What is asked:
Your task is to filter the data below down to the lines holding "crop".
— begin Given information —
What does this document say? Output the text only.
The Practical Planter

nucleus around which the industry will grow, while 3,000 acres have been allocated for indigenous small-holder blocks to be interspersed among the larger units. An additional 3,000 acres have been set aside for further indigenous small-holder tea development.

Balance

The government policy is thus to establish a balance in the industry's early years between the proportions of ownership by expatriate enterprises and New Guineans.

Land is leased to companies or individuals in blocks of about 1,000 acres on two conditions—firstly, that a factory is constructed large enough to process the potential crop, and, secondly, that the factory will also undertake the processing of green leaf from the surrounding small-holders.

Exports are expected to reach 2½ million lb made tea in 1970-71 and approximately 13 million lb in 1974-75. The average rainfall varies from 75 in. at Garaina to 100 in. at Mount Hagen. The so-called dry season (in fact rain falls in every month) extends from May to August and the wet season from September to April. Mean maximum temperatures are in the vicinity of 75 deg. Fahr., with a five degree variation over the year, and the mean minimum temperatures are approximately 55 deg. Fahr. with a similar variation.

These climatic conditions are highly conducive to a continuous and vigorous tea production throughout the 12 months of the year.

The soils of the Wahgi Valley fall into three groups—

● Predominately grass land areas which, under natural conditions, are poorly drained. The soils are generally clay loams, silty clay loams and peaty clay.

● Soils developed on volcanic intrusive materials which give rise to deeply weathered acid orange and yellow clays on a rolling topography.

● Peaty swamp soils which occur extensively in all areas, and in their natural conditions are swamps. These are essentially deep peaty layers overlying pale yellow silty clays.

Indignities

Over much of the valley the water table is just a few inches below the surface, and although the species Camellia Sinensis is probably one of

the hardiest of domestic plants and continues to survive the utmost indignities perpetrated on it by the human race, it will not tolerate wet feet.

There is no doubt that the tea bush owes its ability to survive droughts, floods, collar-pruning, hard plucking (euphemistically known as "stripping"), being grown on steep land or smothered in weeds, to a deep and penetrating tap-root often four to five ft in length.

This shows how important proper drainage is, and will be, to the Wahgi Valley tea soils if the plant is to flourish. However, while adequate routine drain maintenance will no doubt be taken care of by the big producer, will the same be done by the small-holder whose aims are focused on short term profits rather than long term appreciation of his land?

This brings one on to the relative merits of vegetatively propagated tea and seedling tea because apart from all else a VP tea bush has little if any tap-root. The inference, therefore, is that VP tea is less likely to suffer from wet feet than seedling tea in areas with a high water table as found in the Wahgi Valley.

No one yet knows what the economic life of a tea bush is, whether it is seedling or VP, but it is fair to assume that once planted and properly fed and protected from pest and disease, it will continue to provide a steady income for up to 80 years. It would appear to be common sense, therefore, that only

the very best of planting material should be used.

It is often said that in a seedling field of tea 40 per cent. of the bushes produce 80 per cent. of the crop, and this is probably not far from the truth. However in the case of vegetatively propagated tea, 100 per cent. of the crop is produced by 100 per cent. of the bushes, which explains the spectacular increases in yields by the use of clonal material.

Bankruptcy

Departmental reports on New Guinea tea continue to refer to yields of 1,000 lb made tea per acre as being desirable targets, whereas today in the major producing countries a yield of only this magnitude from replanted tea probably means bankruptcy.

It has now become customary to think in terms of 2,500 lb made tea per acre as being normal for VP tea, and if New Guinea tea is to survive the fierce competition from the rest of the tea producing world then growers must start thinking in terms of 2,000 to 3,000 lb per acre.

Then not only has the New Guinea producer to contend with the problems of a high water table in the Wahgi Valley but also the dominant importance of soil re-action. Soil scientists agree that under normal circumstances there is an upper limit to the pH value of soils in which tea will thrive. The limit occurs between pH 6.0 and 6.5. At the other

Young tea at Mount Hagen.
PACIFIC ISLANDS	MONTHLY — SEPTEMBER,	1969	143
— end Given information —
Answer to this task:
Land is leased to companies or individuals in blocks of about 1,000 acres on two conditions—firstly, that a factory is constructed large enough to process the potential crop, and, secondly, that the factory will also undertake the processing of green leaf from the surrounding small-holders.
It is often said that in a seedling field of tea 40 per cent. of the bushes produce 80 per cent. of the crop, and this is probably not far from the truth. However in the case of vegetatively propagated tea, 100 per cent. of the crop is produced by 100 per cent. of the bushes, which explains the spectacular increases in yields by the use of clonal material.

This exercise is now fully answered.